> **Task instructions**
Your answer should be a single number: how many lines in the data below hold the string "Sumatriptan".

[Figure record listings]
======

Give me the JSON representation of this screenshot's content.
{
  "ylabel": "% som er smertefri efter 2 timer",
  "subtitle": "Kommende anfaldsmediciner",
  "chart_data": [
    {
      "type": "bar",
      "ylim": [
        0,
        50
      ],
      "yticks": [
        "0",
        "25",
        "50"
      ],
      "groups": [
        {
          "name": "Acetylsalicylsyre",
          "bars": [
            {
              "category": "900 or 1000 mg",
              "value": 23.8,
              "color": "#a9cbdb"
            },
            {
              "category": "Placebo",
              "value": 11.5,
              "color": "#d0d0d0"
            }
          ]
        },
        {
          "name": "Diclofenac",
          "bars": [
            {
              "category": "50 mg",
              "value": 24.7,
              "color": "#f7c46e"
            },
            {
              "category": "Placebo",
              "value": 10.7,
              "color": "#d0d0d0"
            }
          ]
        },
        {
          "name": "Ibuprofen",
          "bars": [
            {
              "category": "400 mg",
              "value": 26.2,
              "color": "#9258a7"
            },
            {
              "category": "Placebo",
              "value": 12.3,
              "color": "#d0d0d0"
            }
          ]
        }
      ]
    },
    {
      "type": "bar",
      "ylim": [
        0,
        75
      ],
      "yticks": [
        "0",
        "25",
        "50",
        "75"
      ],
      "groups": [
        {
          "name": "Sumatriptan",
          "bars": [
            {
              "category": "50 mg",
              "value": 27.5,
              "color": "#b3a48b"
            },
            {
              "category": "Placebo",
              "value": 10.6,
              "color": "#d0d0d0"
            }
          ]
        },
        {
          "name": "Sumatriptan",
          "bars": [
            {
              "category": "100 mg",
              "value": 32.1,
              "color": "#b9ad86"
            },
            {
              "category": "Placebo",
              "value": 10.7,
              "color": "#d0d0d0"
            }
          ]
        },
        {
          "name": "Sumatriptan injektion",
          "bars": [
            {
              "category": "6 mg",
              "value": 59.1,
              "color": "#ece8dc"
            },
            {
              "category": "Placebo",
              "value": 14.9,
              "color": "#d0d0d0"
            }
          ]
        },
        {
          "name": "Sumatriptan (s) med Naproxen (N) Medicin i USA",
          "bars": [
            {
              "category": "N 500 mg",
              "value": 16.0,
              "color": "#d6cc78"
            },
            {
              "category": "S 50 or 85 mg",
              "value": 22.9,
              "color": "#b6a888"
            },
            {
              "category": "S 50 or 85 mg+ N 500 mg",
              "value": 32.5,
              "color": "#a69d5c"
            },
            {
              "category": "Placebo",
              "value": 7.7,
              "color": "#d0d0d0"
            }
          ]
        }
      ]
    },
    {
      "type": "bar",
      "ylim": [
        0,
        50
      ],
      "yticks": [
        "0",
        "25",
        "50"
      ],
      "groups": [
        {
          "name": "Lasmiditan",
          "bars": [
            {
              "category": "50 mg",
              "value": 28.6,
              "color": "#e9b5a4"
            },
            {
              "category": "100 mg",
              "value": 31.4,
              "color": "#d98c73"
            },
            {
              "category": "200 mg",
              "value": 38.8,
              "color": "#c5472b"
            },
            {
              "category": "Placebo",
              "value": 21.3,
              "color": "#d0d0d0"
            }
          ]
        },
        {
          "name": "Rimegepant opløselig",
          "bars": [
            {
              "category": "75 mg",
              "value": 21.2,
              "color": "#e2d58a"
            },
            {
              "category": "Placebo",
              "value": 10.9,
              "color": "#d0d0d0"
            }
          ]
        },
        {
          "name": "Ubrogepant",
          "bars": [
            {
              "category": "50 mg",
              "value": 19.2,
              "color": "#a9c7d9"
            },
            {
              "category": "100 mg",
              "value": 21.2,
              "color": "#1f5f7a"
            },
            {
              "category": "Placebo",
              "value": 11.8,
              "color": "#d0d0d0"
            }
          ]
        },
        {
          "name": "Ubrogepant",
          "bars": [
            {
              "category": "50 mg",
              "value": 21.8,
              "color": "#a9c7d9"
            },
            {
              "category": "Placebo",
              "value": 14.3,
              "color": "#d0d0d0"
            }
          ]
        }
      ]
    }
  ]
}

======

> **Final result**
4